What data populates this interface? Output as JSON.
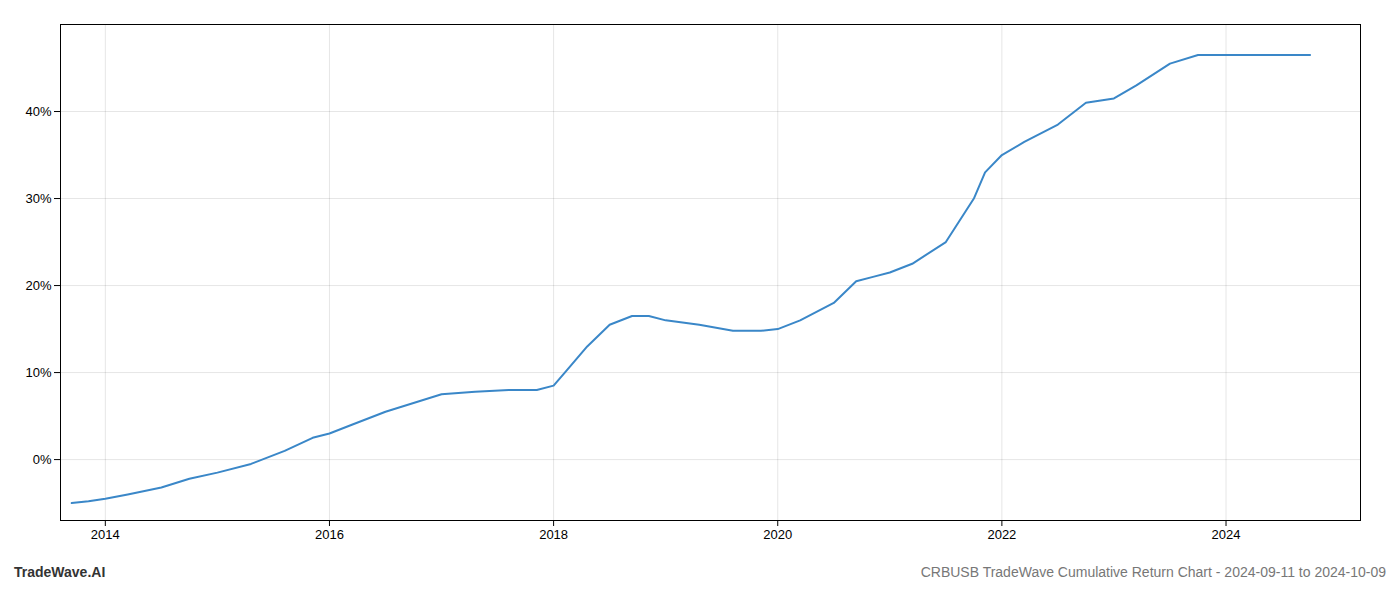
{
  "chart_data": {
    "type": "line",
    "x": [
      2013.7,
      2013.85,
      2014.0,
      2014.2,
      2014.5,
      2014.75,
      2015.0,
      2015.3,
      2015.6,
      2015.85,
      2016.0,
      2016.2,
      2016.5,
      2016.75,
      2017.0,
      2017.3,
      2017.6,
      2017.85,
      2018.0,
      2018.1,
      2018.3,
      2018.5,
      2018.7,
      2018.85,
      2019.0,
      2019.3,
      2019.6,
      2019.85,
      2020.0,
      2020.2,
      2020.5,
      2020.7,
      2020.85,
      2021.0,
      2021.2,
      2021.5,
      2021.75,
      2021.85,
      2022.0,
      2022.2,
      2022.5,
      2022.75,
      2023.0,
      2023.2,
      2023.5,
      2023.75,
      2024.0,
      2024.25,
      2024.5,
      2024.75
    ],
    "values": [
      -5.0,
      -4.8,
      -4.5,
      -4.0,
      -3.2,
      -2.2,
      -1.5,
      -0.5,
      1.0,
      2.5,
      3.0,
      4.0,
      5.5,
      6.5,
      7.5,
      7.8,
      8.0,
      8.0,
      8.5,
      10.0,
      13.0,
      15.5,
      16.5,
      16.5,
      16.0,
      15.5,
      14.8,
      14.8,
      15.0,
      16.0,
      18.0,
      20.5,
      21.0,
      21.5,
      22.5,
      25.0,
      30.0,
      33.0,
      35.0,
      36.5,
      38.5,
      41.0,
      41.5,
      43.0,
      45.5,
      46.5,
      46.5,
      46.5,
      46.5,
      46.5
    ],
    "color": "#3a87c8",
    "xlim": [
      2013.6,
      2025.2
    ],
    "xticks": [
      2014,
      2016,
      2018,
      2020,
      2022,
      2024
    ],
    "ylim": [
      -7,
      50
    ],
    "yticks": [
      {
        "value": 0,
        "label": "0%"
      },
      {
        "value": 10,
        "label": "10%"
      },
      {
        "value": 20,
        "label": "20%"
      },
      {
        "value": 30,
        "label": "30%"
      },
      {
        "value": 40,
        "label": "40%"
      }
    ],
    "grid": true,
    "annotations": [
      "TradeWave.AI",
      "CRBUSB TradeWave Cumulative Return Chart - 2024-09-11 to 2024-10-09"
    ]
  }
}
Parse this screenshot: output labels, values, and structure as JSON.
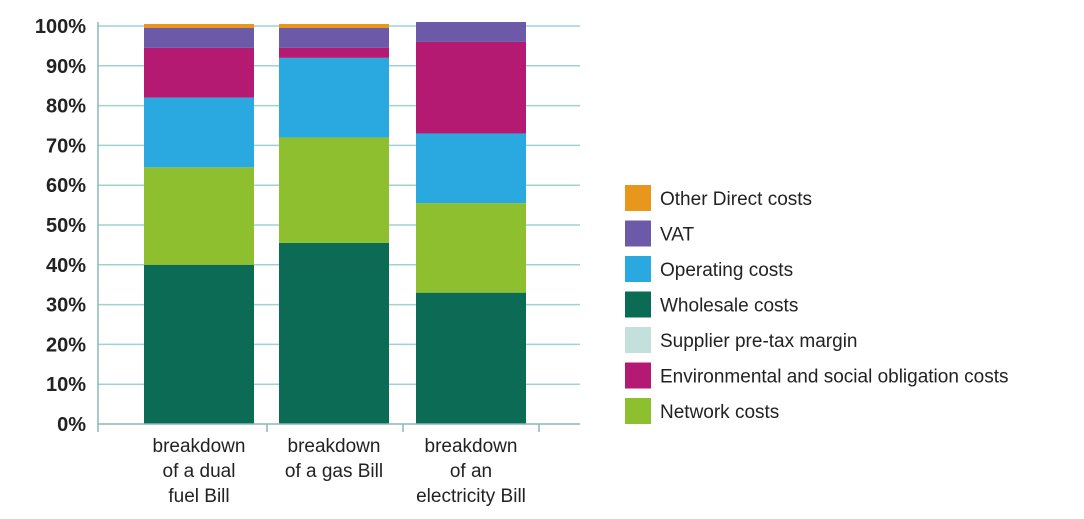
{
  "chart_data": {
    "type": "bar",
    "stacked": true,
    "title": "",
    "xlabel": "",
    "ylabel": "",
    "ylim": [
      0,
      100
    ],
    "grid": true,
    "legend_position": "right",
    "y_ticks": [
      "0%",
      "10%",
      "20%",
      "30%",
      "40%",
      "50%",
      "60%",
      "70%",
      "80%",
      "90%",
      "100%"
    ],
    "categories": [
      [
        "breakdown",
        "of a dual",
        "fuel Bill"
      ],
      [
        "breakdown",
        "of a gas Bill"
      ],
      [
        "breakdown",
        "of an",
        "electricity Bill"
      ]
    ],
    "series": [
      {
        "name": "Wholesale costs",
        "color": "#0b6b55",
        "values": [
          40,
          45.5,
          33
        ]
      },
      {
        "name": "Network costs",
        "color": "#8dbf2e",
        "values": [
          24.5,
          26.5,
          22.5
        ]
      },
      {
        "name": "Supplier pre-tax margin",
        "color": "#c4e0dc",
        "values": [
          0,
          0,
          0
        ]
      },
      {
        "name": "Operating costs",
        "color": "#2aa8e0",
        "values": [
          17.5,
          20,
          17.5
        ]
      },
      {
        "name": "Environmental and social obligation costs",
        "color": "#b41a72",
        "values": [
          12.5,
          2.5,
          23
        ]
      },
      {
        "name": "VAT",
        "color": "#6c5aa8",
        "values": [
          5,
          5,
          5
        ]
      },
      {
        "name": "Other Direct costs",
        "color": "#e8961c",
        "values": [
          1,
          1,
          0
        ]
      }
    ],
    "legend": [
      {
        "name": "Other Direct costs",
        "color": "#e8961c"
      },
      {
        "name": "VAT",
        "color": "#6c5aa8"
      },
      {
        "name": "Operating costs",
        "color": "#2aa8e0"
      },
      {
        "name": "Wholesale costs",
        "color": "#0b6b55"
      },
      {
        "name": "Supplier pre-tax margin",
        "color": "#c4e0dc"
      },
      {
        "name": "Environmental and social obligation costs",
        "color": "#b41a72"
      },
      {
        "name": "Network costs",
        "color": "#8dbf2e"
      }
    ],
    "gridline_color": "#9fd3d3",
    "axis_color": "#8ab7b7"
  }
}
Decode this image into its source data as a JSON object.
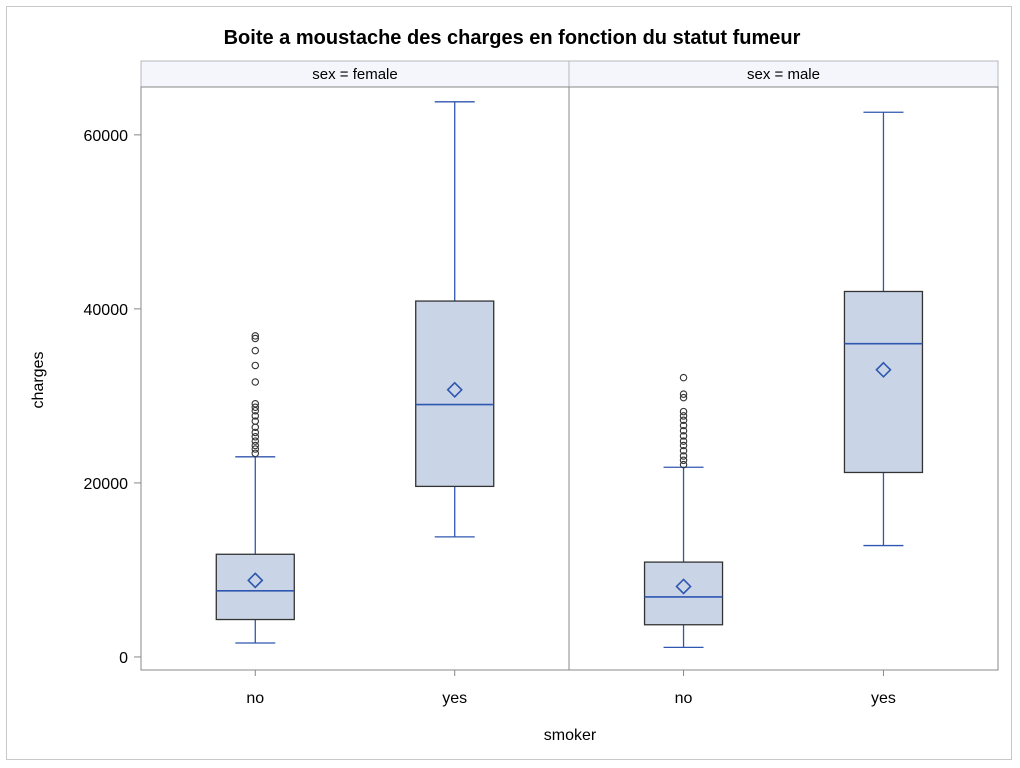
{
  "chart_data": {
    "type": "boxplot",
    "title": "Boite a moustache des charges en fonction du statut fumeur",
    "xlabel": "smoker",
    "ylabel": "charges",
    "ylim": [
      -1500,
      65500
    ],
    "yticks": [
      0,
      20000,
      40000,
      60000
    ],
    "categories": [
      "no",
      "yes"
    ],
    "colors": {
      "box_fill": "#c9d5e6",
      "box_edge": "#333333",
      "median": "#2f56b0",
      "whisker": "#2f56b0",
      "mean_marker": "#2f56b0",
      "outlier": "#333333",
      "panel_header_bg": "#f4f6fb",
      "axis": "#888888"
    },
    "panels": [
      {
        "label": "sex = female",
        "boxes": [
          {
            "category": "no",
            "whisker_low": 1600,
            "q1": 4300,
            "median": 7600,
            "q3": 11800,
            "whisker_high": 23000,
            "mean": 8800,
            "outliers": [
              23400,
              23900,
              24300,
              24800,
              25300,
              25800,
              26400,
              27100,
              27700,
              28300,
              28700,
              29100,
              31600,
              33500,
              35200,
              36600,
              36900
            ]
          },
          {
            "category": "yes",
            "whisker_low": 13800,
            "q1": 19600,
            "median": 29000,
            "q3": 40900,
            "whisker_high": 63800,
            "mean": 30700,
            "outliers": []
          }
        ]
      },
      {
        "label": "sex = male",
        "boxes": [
          {
            "category": "no",
            "whisker_low": 1100,
            "q1": 3700,
            "median": 6900,
            "q3": 10900,
            "whisker_high": 21800,
            "mean": 8100,
            "outliers": [
              22100,
              22600,
              23100,
              23700,
              24300,
              24800,
              25400,
              26000,
              26600,
              27200,
              27700,
              28200,
              29800,
              30200,
              32100
            ]
          },
          {
            "category": "yes",
            "whisker_low": 12800,
            "q1": 21200,
            "median": 36000,
            "q3": 42000,
            "whisker_high": 62600,
            "mean": 33000,
            "outliers": []
          }
        ]
      }
    ]
  }
}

☆ ☆ ☆

OBJECTIVE – Restate the entire listing word for word, excluding pictures.

RESULT –
What data populates this interface? Output as JSON.
{
  "chart_data": {
    "type": "line",
    "x": [
      2013.7,
      2013.85,
      2014.0,
      2014.2,
      2014.5,
      2014.75,
      2015.0,
      2015.3,
      2015.6,
      2015.85,
      2016.0,
      2016.2,
      2016.5,
      2016.75,
      2017.0,
      2017.3,
      2017.6,
      2017.85,
      2018.0,
      2018.1,
      2018.3,
      2018.5,
      2018.7,
      2018.85,
      2019.0,
      2019.3,
      2019.6,
      2019.85,
      2020.0,
      2020.2,
      2020.5,
      2020.7,
      2020.85,
      2021.0,
      2021.2,
      2021.5,
      2021.75,
      2021.85,
      2022.0,
      2022.2,
      2022.5,
      2022.75,
      2023.0,
      2023.2,
      2023.5,
      2023.75,
      2024.0,
      2024.25,
      2024.5,
      2024.75
    ],
    "values": [
      -5.0,
      -4.8,
      -4.5,
      -4.0,
      -3.2,
      -2.2,
      -1.5,
      -0.5,
      1.0,
      2.5,
      3.0,
      4.0,
      5.5,
      6.5,
      7.5,
      7.8,
      8.0,
      8.0,
      8.5,
      10.0,
      13.0,
      15.5,
      16.5,
      16.5,
      16.0,
      15.5,
      14.8,
      14.8,
      15.0,
      16.0,
      18.0,
      20.5,
      21.0,
      21.5,
      22.5,
      25.0,
      30.0,
      33.0,
      35.0,
      36.5,
      38.5,
      41.0,
      41.5,
      43.0,
      45.5,
      46.5,
      46.5,
      46.5,
      46.5,
      46.5
    ],
    "color": "#3a87c8",
    "xlim": [
      2013.6,
      2025.2
    ],
    "xticks": [
      2014,
      2016,
      2018,
      2020,
      2022,
      2024
    ],
    "ylim": [
      -7,
      50
    ],
    "yticks": [
      {
        "value": 0,
        "label": "0%"
      },
      {
        "value": 10,
        "label": "10%"
      },
      {
        "value": 20,
        "label": "20%"
      },
      {
        "value": 30,
        "label": "30%"
      },
      {
        "value": 40,
        "label": "40%"
      }
    ],
    "grid": true,
    "annotations": [
      "TradeWave.AI",
      "CRBUSB TradeWave Cumulative Return Chart - 2024-09-11 to 2024-10-09"
    ]
  }
}
Parse this screenshot: output labels, values, and structure as JSON.
{
  "chart_data": {
    "type": "bar",
    "stacked": true,
    "title": "",
    "xlabel": "",
    "ylabel": "",
    "ylim": [
      0,
      100
    ],
    "grid": true,
    "legend_position": "right",
    "y_ticks": [
      "0%",
      "10%",
      "20%",
      "30%",
      "40%",
      "50%",
      "60%",
      "70%",
      "80%",
      "90%",
      "100%"
    ],
    "categories": [
      [
        "breakdown",
        "of a dual",
        "fuel Bill"
      ],
      [
        "breakdown",
        "of a gas Bill"
      ],
      [
        "breakdown",
        "of an",
        "electricity Bill"
      ]
    ],
    "series": [
      {
        "name": "Wholesale costs",
        "color": "#0b6b55",
        "values": [
          40,
          45.5,
          33
        ]
      },
      {
        "name": "Network costs",
        "color": "#8dbf2e",
        "values": [
          24.5,
          26.5,
          22.5
        ]
      },
      {
        "name": "Supplier pre-tax margin",
        "color": "#c4e0dc",
        "values": [
          0,
          0,
          0
        ]
      },
      {
        "name": "Operating costs",
        "color": "#2aa8e0",
        "values": [
          17.5,
          20,
          17.5
        ]
      },
      {
        "name": "Environmental and social obligation costs",
        "color": "#b41a72",
        "values": [
          12.5,
          2.5,
          23
        ]
      },
      {
        "name": "VAT",
        "color": "#6c5aa8",
        "values": [
          5,
          5,
          5
        ]
      },
      {
        "name": "Other Direct costs",
        "color": "#e8961c",
        "values": [
          1,
          1,
          0
        ]
      }
    ],
    "legend": [
      {
        "name": "Other Direct costs",
        "color": "#e8961c"
      },
      {
        "name": "VAT",
        "color": "#6c5aa8"
      },
      {
        "name": "Operating costs",
        "color": "#2aa8e0"
      },
      {
        "name": "Wholesale costs",
        "color": "#0b6b55"
      },
      {
        "name": "Supplier pre-tax margin",
        "color": "#c4e0dc"
      },
      {
        "name": "Environmental and social obligation costs",
        "color": "#b41a72"
      },
      {
        "name": "Network costs",
        "color": "#8dbf2e"
      }
    ],
    "gridline_color": "#9fd3d3",
    "axis_color": "#8ab7b7"
  }
}
Decode this image into its source data as a JSON object.
{
  "chart_data": {
    "type": "boxplot",
    "title": "Boite a moustache des charges en fonction du statut fumeur",
    "xlabel": "smoker",
    "ylabel": "charges",
    "ylim": [
      -1500,
      65500
    ],
    "yticks": [
      0,
      20000,
      40000,
      60000
    ],
    "categories": [
      "no",
      "yes"
    ],
    "colors": {
      "box_fill": "#c9d5e6",
      "box_edge": "#333333",
      "median": "#2f56b0",
      "whisker": "#2f56b0",
      "mean_marker": "#2f56b0",
      "outlier": "#333333",
      "panel_header_bg": "#f4f6fb",
      "axis": "#888888"
    },
    "panels": [
      {
        "label": "sex = female",
        "boxes": [
          {
            "category": "no",
            "whisker_low": 1600,
            "q1": 4300,
            "median": 7600,
            "q3": 11800,
            "whisker_high": 23000,
            "mean": 8800,
            "outliers": [
              23400,
              23900,
              24300,
              24800,
              25300,
              25800,
              26400,
              27100,
              27700,
              28300,
              28700,
              29100,
              31600,
              33500,
              35200,
              36600,
              36900
            ]
          },
          {
            "category": "yes",
            "whisker_low": 13800,
            "q1": 19600,
            "median": 29000,
            "q3": 40900,
            "whisker_high": 63800,
            "mean": 30700,
            "outliers": []
          }
        ]
      },
      {
        "label": "sex = male",
        "boxes": [
          {
            "category": "no",
            "whisker_low": 1100,
            "q1": 3700,
            "median": 6900,
            "q3": 10900,
            "whisker_high": 21800,
            "mean": 8100,
            "outliers": [
              22100,
              22600,
              23100,
              23700,
              24300,
              24800,
              25400,
              26000,
              26600,
              27200,
              27700,
              28200,
              29800,
              30200,
              32100
            ]
          },
          {
            "category": "yes",
            "whisker_low": 12800,
            "q1": 21200,
            "median": 36000,
            "q3": 42000,
            "whisker_high": 62600,
            "mean": 33000,
            "outliers": []
          }
        ]
      }
    ]
  }
}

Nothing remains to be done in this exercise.